(WHAT YOU HAVE TO DO): Collect every line that includes the string "sectors".
=== MATERIAL FOR THE TASK ===
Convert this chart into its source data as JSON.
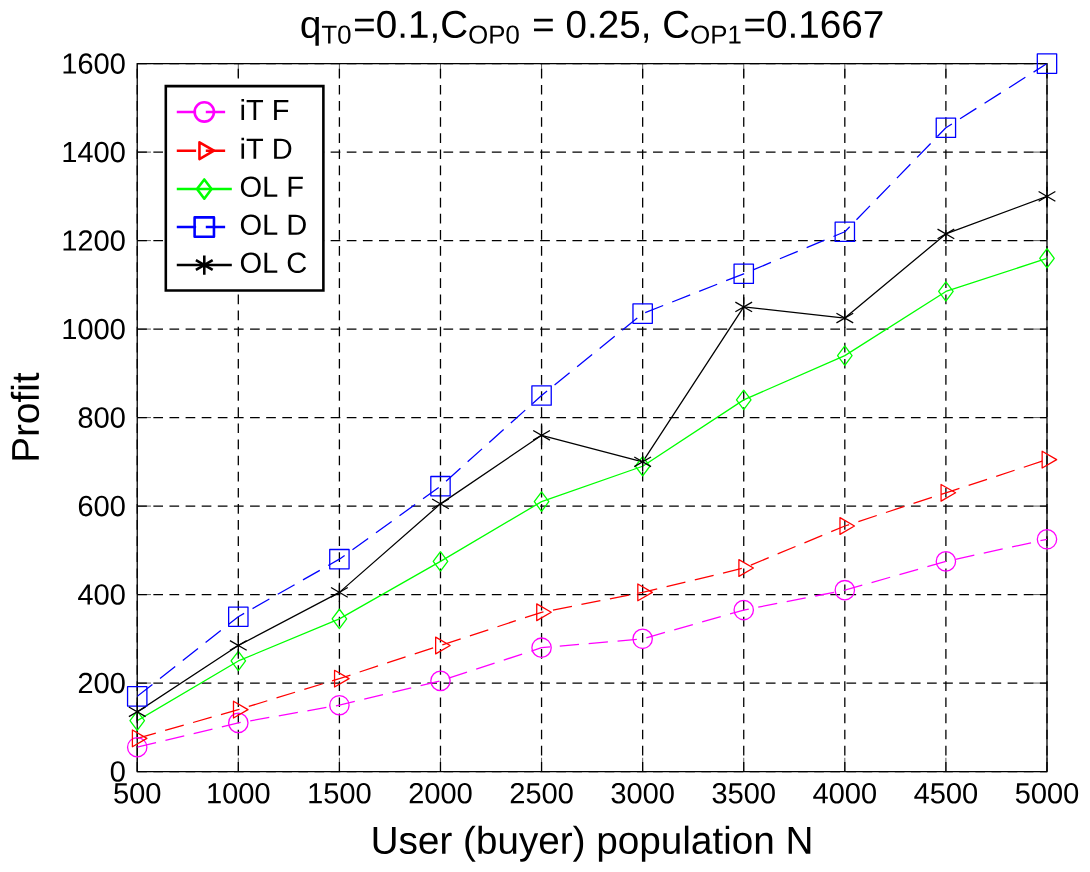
{
  "chart_data": {
    "type": "line",
    "title": "q$_{T0}$=0.1,C$_{OP0}$ = 0.25, C$_{OP1}$=0.1667",
    "xlabel": "User (buyer) population N",
    "ylabel": "Profit",
    "x": [
      500,
      1000,
      1500,
      2000,
      2500,
      3000,
      3500,
      4000,
      4500,
      5000
    ],
    "series": [
      {
        "name": "iT F",
        "color": "#ff00ff",
        "marker": "circle",
        "line_style": "dashed",
        "values": [
          55,
          110,
          150,
          205,
          280,
          300,
          365,
          410,
          475,
          525
        ]
      },
      {
        "name": "iT D",
        "color": "#ff0000",
        "marker": "triangle",
        "line_style": "dashed",
        "values": [
          75,
          140,
          210,
          285,
          360,
          405,
          460,
          555,
          630,
          705
        ]
      },
      {
        "name": "OL F",
        "color": "#00ff00",
        "marker": "diamond",
        "line_style": "solid",
        "values": [
          115,
          250,
          345,
          475,
          610,
          690,
          840,
          940,
          1085,
          1160
        ]
      },
      {
        "name": "OL D",
        "color": "#0000ff",
        "marker": "square",
        "line_style": "dashed",
        "values": [
          170,
          350,
          480,
          645,
          850,
          1035,
          1125,
          1220,
          1455,
          1600
        ]
      },
      {
        "name": "OL C",
        "color": "#000000",
        "marker": "cross",
        "line_style": "solid",
        "values": [
          135,
          285,
          405,
          605,
          760,
          700,
          1050,
          1025,
          1215,
          1300
        ]
      }
    ],
    "xlim": [
      500,
      5000
    ],
    "xticks": [
      500,
      1000,
      1500,
      2000,
      2500,
      3000,
      3500,
      4000,
      4500,
      5000
    ],
    "ylim": [
      0,
      1600
    ],
    "yticks": [
      0,
      200,
      400,
      600,
      800,
      1000,
      1200,
      1400,
      1600
    ],
    "grid": true,
    "legend": "top left"
  }
}
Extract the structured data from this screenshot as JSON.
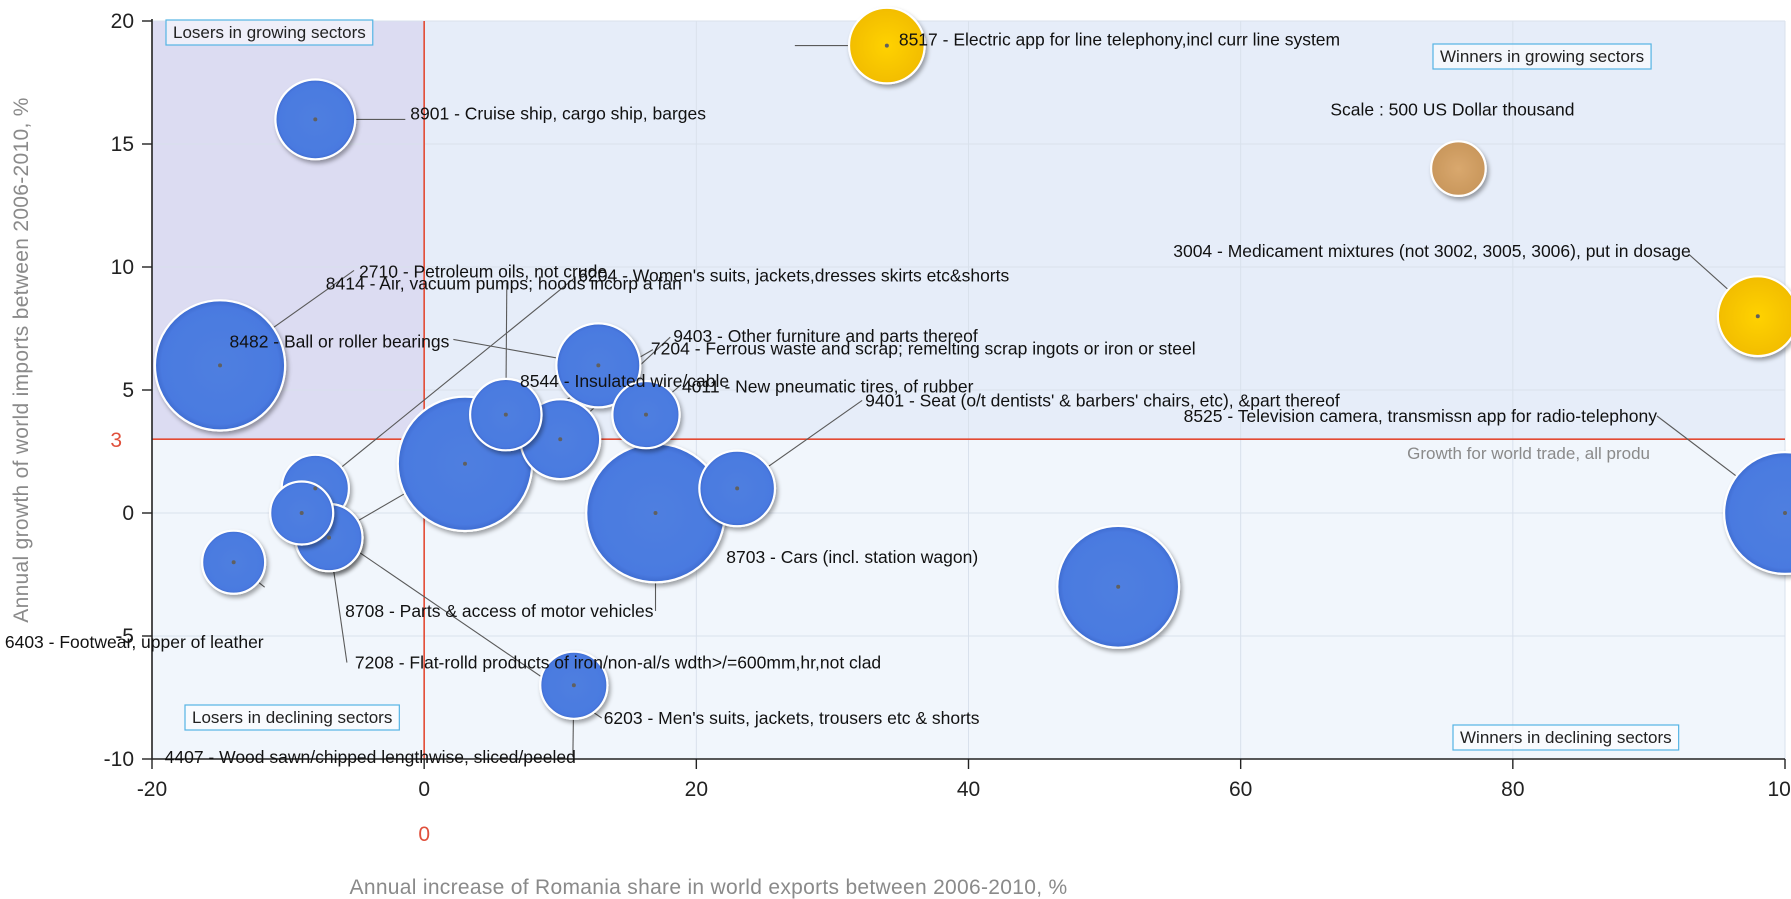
{
  "chart_data": {
    "type": "scatter",
    "xlabel": "Annual increase of Romania share in world exports between 2006-2010, %",
    "ylabel": "Annual growth of world imports between 2006-2010, %",
    "xlim": [
      -20,
      100
    ],
    "ylim": [
      -10,
      20
    ],
    "x_ticks": [
      "-20",
      "0",
      "20",
      "40",
      "60",
      "80",
      "100"
    ],
    "y_ticks": [
      "20",
      "15",
      "10",
      "5",
      "0",
      "-5",
      "-10"
    ],
    "grid": true,
    "reference_lines": {
      "y": {
        "value": 3,
        "label": "3",
        "text": "Growth for world trade, all produ"
      },
      "x": {
        "value": 0,
        "label": "0"
      }
    },
    "quadrant_labels": {
      "top_left": "Losers in growing sectors",
      "top_right": "Winners in growing sectors",
      "bottom_left": "Losers in declining sectors",
      "bottom_right": "Winners in declining sectors"
    },
    "scale_note": "Scale : 500 US Dollar thousand",
    "colors": {
      "bubble": "#4f7fe0",
      "highlight": "#f7c600",
      "scale": "#d4a066",
      "reference": "#e34a33",
      "top_left_quadrant": "#dcdcf2",
      "growing": "#e6edf9",
      "declining": "#f1f6fc"
    },
    "bubbles": [
      {
        "code": "8517",
        "label": "8517 - Electric app for line telephony,incl curr line system",
        "x": 34,
        "y": 19,
        "size": 0.9,
        "highlight": true
      },
      {
        "code": "8901",
        "label": "8901 - Cruise ship, cargo ship, barges",
        "x": -8,
        "y": 16,
        "size": 0.95
      },
      {
        "code": "3004",
        "label": "3004 - Medicament mixtures (not 3002, 3005, 3006), put in dosage",
        "x": 98,
        "y": 8,
        "size": 0.95,
        "highlight": true
      },
      {
        "code": "2710",
        "label": "2710 - Petroleum oils, not crude",
        "x": -15,
        "y": 6,
        "size": 1.55
      },
      {
        "code": "8482",
        "label": "8482 - Ball or roller bearings",
        "x": 12.8,
        "y": 6,
        "size": 1.0
      },
      {
        "code": "8544",
        "label": "8544 - Insulated wire/cable",
        "x": 3,
        "y": 2,
        "size": 1.6
      },
      {
        "code": "8414",
        "label": "8414 - Air, vacuum pumps; hoods incorp a fan",
        "x": 6,
        "y": 4,
        "size": 0.85
      },
      {
        "code": "9403",
        "label": "9403 - Other furniture and parts thereof",
        "x": 10,
        "y": 3,
        "size": 0.95
      },
      {
        "code": "4011",
        "label": "4011 - New pneumatic tires, of rubber",
        "x": 16.3,
        "y": 4,
        "size": 0.8
      },
      {
        "code": "8708",
        "label": "8708 - Parts & access of motor vehicles",
        "x": 17,
        "y": 0,
        "size": 1.65
      },
      {
        "code": "9401",
        "label": "9401 - Seat (o/t dentists' & barbers' chairs, etc), &part thereof",
        "x": 23,
        "y": 1,
        "size": 0.9
      },
      {
        "code": "6204",
        "label": "6204 - Women's suits, jackets,dresses skirts etc&shorts",
        "x": -8,
        "y": 1,
        "size": 0.8
      },
      {
        "code": "7204",
        "label": "7204 - Ferrous waste and scrap; remelting scrap ingots or iron or steel",
        "x": -7,
        "y": -1,
        "size": 0.8
      },
      {
        "code": "6203",
        "label": "6203 - Men's suits, jackets, trousers etc & shorts",
        "x": -9,
        "y": 0,
        "size": 0.75
      },
      {
        "code": "6403",
        "label": "6403 - Footwear, upper of leather",
        "x": -14,
        "y": -2,
        "size": 0.75
      },
      {
        "code": "7208",
        "label": "7208 - Flat-rolld products of iron/non-al/s wdth>/=600mm,hr,not clad",
        "x": -7,
        "y": -1,
        "size": 0.8
      },
      {
        "code": "4407",
        "label": "4407 - Wood sawn/chipped lengthwise, sliced/peeled",
        "x": 11,
        "y": -7,
        "size": 0.8
      },
      {
        "code": "8703",
        "label": "8703 - Cars (incl. station wagon)",
        "x": 51,
        "y": -3,
        "size": 1.45
      },
      {
        "code": "8525",
        "label": "8525 - Television camera, transmissn app for radio-telephony",
        "x": 100,
        "y": 0,
        "size": 1.45
      }
    ],
    "scale_bubble": {
      "x": 76,
      "y": 14,
      "size": 0.65
    }
  }
}
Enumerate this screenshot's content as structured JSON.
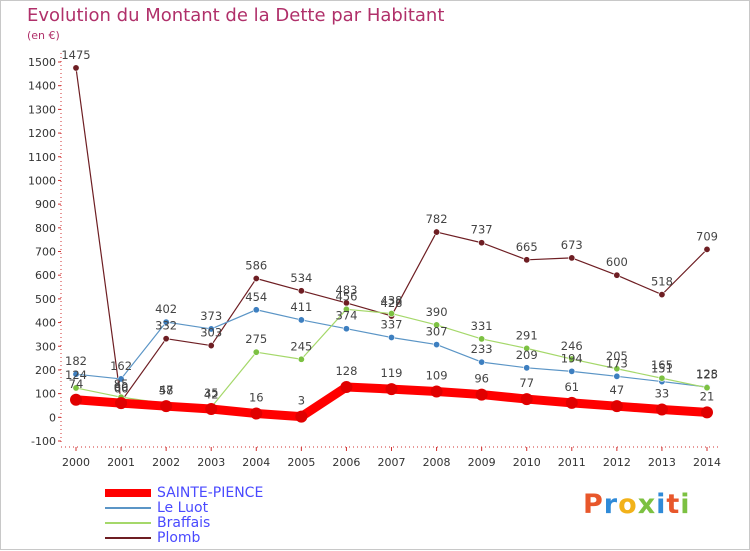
{
  "header": {
    "title": "Evolution du Montant de la Dette par Habitant",
    "unit": "(en €)"
  },
  "logo": {
    "text": "Proxiti",
    "colors": [
      "#e8572b",
      "#2f8ad8",
      "#f2b21a",
      "#7cc142",
      "#2f8ad8",
      "#e8572b",
      "#7cc142"
    ]
  },
  "chart_data": {
    "type": "line",
    "x": [
      "2000",
      "2001",
      "2002",
      "2003",
      "2004",
      "2005",
      "2006",
      "2007",
      "2008",
      "2009",
      "2010",
      "2011",
      "2012",
      "2013",
      "2014"
    ],
    "ylim": [
      -100,
      1500
    ],
    "yticks": [
      -100,
      0,
      100,
      200,
      300,
      400,
      500,
      600,
      700,
      800,
      900,
      1000,
      1100,
      1200,
      1300,
      1400,
      1500
    ],
    "grid": false,
    "legend": "bottom-left",
    "series": [
      {
        "name": "Plomb",
        "color": "#6e1e23",
        "marker": "#6e1e23",
        "width": 1.2,
        "radius": 3.2,
        "labeled": true,
        "values": [
          1475,
          66,
          332,
          303,
          586,
          534,
          483,
          428,
          782,
          737,
          665,
          673,
          600,
          518,
          709
        ]
      },
      {
        "name": "Le Luot",
        "color": "#5b95c6",
        "marker": "#3d7fc0",
        "width": 1.2,
        "radius": 3.2,
        "labeled": true,
        "values": [
          182,
          162,
          402,
          373,
          454,
          411,
          374,
          337,
          307,
          233,
          209,
          194,
          173,
          151,
          128
        ]
      },
      {
        "name": "Braffais",
        "color": "#a5d86a",
        "marker": "#7cc142",
        "width": 1.2,
        "radius": 3.2,
        "labeled": true,
        "values": [
          124,
          85,
          58,
          42,
          null,
          null,
          456,
          438,
          390,
          331,
          291,
          246,
          205,
          165,
          125
        ]
      },
      {
        "name": "SAINTE-PIENCE",
        "color": "#ff0000",
        "marker": "#e00000",
        "width": 9,
        "radius": 6,
        "labeled": true,
        "values": [
          74,
          60,
          47,
          35,
          16,
          3,
          128,
          119,
          109,
          96,
          77,
          61,
          47,
          33,
          21
        ]
      }
    ],
    "braffais_unlabeled_points": {
      "2004": 275,
      "2005": 245
    },
    "legend_order": [
      "SAINTE-PIENCE",
      "Le Luot",
      "Braffais",
      "Plomb"
    ],
    "legend_label_colors": {
      "SAINTE-PIENCE": "#4a4aff",
      "Le Luot": "#4a4aff",
      "Braffais": "#4a4aff",
      "Plomb": "#4a4aff"
    }
  }
}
===
(RESPONSE TO THIS EXERCISE):
      "top_left": "Losers in growing sectors",
      "top_right": "Winners in growing sectors",
      "bottom_left": "Losers in declining sectors",
      "bottom_right": "Winners in declining sectors"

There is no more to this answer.